* _The data_:

──────

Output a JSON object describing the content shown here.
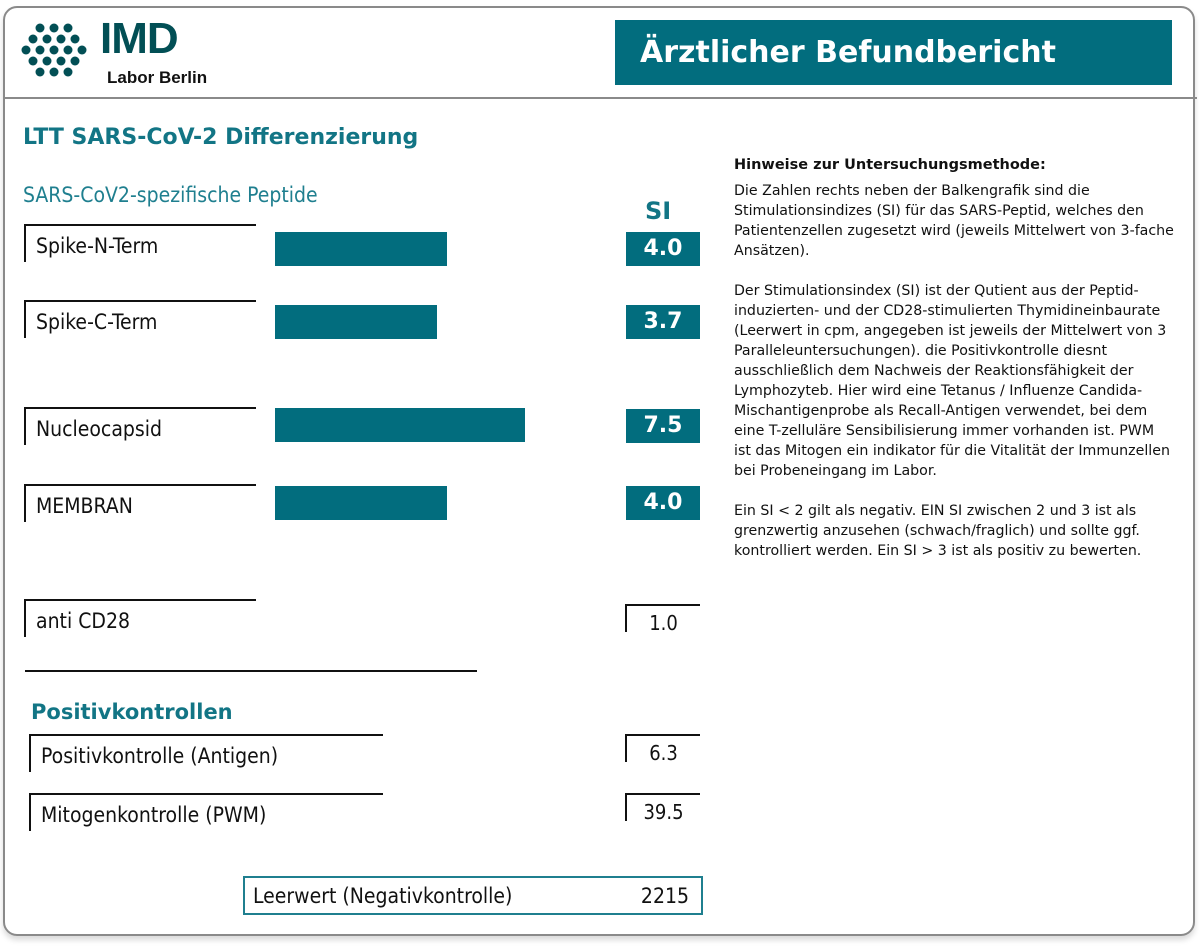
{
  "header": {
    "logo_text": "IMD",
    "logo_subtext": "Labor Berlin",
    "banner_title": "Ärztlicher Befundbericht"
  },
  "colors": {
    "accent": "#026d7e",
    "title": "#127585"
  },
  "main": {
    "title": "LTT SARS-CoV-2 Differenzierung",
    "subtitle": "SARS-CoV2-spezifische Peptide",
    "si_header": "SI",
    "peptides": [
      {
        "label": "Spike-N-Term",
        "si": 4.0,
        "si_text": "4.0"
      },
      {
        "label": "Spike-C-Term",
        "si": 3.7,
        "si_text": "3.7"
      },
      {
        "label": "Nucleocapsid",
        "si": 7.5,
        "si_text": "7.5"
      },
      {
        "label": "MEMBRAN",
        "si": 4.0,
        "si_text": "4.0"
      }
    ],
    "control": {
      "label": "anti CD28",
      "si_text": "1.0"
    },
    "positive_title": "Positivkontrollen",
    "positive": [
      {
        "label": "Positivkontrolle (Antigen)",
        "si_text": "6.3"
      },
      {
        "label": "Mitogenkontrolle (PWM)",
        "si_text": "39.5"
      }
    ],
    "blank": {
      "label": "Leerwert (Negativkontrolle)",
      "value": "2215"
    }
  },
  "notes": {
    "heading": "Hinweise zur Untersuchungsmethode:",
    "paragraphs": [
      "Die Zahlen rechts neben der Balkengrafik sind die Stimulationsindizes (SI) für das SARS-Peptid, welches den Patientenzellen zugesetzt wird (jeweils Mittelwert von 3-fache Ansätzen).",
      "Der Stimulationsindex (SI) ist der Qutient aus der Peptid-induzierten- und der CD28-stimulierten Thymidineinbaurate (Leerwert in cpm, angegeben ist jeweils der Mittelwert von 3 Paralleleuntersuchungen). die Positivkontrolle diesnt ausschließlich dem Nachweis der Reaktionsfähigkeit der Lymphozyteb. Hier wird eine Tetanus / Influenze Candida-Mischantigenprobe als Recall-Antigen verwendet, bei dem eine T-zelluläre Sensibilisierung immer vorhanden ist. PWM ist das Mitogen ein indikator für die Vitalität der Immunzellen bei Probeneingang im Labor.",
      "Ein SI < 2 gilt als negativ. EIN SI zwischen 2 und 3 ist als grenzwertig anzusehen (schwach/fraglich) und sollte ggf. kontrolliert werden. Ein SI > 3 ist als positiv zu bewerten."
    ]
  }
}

──────

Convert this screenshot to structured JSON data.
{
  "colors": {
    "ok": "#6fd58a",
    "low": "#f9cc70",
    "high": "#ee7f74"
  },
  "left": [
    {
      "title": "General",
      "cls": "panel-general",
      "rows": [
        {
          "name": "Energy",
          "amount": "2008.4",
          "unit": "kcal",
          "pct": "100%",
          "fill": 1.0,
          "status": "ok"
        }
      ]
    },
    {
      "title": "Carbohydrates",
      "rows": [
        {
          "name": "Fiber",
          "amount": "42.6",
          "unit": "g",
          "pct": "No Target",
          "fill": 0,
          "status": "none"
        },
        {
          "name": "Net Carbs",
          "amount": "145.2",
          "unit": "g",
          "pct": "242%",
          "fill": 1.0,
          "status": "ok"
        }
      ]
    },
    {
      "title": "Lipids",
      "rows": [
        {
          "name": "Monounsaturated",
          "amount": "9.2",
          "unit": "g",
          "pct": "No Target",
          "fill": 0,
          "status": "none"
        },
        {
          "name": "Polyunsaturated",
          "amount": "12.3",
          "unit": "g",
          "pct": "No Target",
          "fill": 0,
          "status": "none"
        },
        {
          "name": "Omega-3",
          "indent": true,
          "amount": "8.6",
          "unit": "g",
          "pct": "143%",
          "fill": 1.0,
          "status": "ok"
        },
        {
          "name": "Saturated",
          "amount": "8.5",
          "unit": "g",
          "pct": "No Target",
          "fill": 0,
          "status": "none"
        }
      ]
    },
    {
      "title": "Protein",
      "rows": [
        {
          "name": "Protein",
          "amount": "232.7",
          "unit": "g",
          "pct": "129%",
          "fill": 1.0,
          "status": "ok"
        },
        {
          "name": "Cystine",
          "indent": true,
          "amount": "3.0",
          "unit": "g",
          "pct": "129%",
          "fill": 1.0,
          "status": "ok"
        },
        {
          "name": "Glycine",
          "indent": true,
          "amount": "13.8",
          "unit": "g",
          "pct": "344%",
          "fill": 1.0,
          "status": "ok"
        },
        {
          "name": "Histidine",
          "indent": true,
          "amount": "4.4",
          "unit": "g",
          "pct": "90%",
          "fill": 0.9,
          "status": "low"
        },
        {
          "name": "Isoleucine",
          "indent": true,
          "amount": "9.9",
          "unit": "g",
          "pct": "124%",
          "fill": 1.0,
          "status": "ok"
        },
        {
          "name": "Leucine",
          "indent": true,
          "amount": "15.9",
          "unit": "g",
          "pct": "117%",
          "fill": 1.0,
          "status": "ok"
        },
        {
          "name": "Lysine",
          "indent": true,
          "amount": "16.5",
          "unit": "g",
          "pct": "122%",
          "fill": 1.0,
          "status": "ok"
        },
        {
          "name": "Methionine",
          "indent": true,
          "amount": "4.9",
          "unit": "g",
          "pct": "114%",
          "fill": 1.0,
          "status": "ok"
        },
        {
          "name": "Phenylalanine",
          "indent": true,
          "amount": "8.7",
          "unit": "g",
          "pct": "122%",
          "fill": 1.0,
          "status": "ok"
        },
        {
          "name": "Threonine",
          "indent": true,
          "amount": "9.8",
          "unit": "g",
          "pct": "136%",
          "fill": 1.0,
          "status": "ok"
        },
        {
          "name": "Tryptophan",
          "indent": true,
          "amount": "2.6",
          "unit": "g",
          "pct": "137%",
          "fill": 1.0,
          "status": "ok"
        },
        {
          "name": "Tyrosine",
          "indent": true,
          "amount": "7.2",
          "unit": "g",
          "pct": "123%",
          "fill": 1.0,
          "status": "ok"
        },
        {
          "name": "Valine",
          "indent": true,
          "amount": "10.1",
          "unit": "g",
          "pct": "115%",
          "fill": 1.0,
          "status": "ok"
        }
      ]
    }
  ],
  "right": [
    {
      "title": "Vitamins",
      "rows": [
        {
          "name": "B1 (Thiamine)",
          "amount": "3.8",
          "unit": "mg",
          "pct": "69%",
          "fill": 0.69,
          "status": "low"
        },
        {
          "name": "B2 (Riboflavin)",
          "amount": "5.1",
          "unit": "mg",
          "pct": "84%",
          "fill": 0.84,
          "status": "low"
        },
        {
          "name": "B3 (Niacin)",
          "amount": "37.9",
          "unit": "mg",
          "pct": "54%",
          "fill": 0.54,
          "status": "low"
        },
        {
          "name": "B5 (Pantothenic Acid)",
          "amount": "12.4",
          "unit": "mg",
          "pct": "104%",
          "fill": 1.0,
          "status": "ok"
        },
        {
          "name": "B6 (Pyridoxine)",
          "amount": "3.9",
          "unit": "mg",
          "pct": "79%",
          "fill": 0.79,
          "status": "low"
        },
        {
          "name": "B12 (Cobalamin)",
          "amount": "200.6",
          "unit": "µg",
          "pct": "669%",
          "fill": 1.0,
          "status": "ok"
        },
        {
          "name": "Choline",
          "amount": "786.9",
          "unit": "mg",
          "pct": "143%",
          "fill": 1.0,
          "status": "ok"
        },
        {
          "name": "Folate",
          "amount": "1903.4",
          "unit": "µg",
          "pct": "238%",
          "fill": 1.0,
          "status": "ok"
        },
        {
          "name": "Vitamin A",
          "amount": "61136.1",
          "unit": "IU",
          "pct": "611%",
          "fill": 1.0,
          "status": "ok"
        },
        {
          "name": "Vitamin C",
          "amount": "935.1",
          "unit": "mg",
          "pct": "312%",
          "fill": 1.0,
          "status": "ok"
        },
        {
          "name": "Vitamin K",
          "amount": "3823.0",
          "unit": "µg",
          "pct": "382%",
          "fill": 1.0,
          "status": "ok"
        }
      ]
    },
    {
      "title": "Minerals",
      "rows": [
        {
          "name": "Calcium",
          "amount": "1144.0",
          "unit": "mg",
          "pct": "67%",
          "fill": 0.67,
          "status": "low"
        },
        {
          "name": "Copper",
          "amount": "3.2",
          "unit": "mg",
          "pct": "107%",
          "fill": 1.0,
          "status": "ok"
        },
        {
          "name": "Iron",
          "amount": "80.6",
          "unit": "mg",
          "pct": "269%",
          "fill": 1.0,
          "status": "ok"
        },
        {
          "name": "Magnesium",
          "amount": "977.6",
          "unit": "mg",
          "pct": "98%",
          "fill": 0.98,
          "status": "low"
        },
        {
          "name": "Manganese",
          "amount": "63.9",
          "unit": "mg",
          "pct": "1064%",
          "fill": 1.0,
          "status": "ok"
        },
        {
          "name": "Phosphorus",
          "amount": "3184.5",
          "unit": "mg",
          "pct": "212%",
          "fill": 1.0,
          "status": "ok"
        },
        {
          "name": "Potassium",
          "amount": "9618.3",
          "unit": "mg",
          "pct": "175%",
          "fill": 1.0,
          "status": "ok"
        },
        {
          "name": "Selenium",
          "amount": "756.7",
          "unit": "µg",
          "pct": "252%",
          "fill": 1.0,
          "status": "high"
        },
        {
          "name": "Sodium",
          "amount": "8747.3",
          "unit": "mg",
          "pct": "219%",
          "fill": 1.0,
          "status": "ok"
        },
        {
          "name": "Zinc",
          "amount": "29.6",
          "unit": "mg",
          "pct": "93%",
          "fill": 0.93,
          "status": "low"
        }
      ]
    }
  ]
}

──────

* _What you are asked to do_: Would you show every line in the data above that contains the string "label"?

* _Exercise response_:
        "label": "Spike-N-Term",
        "label": "Spike-C-Term",
        "label": "Nucleocapsid",
        "label": "MEMBRAN",
      "label": "anti CD28",
        "label": "Positivkontrolle (Antigen)",
        "label": "Mitogenkontrolle (PWM)",
      "label": "Leerwert (Negativkontrolle)",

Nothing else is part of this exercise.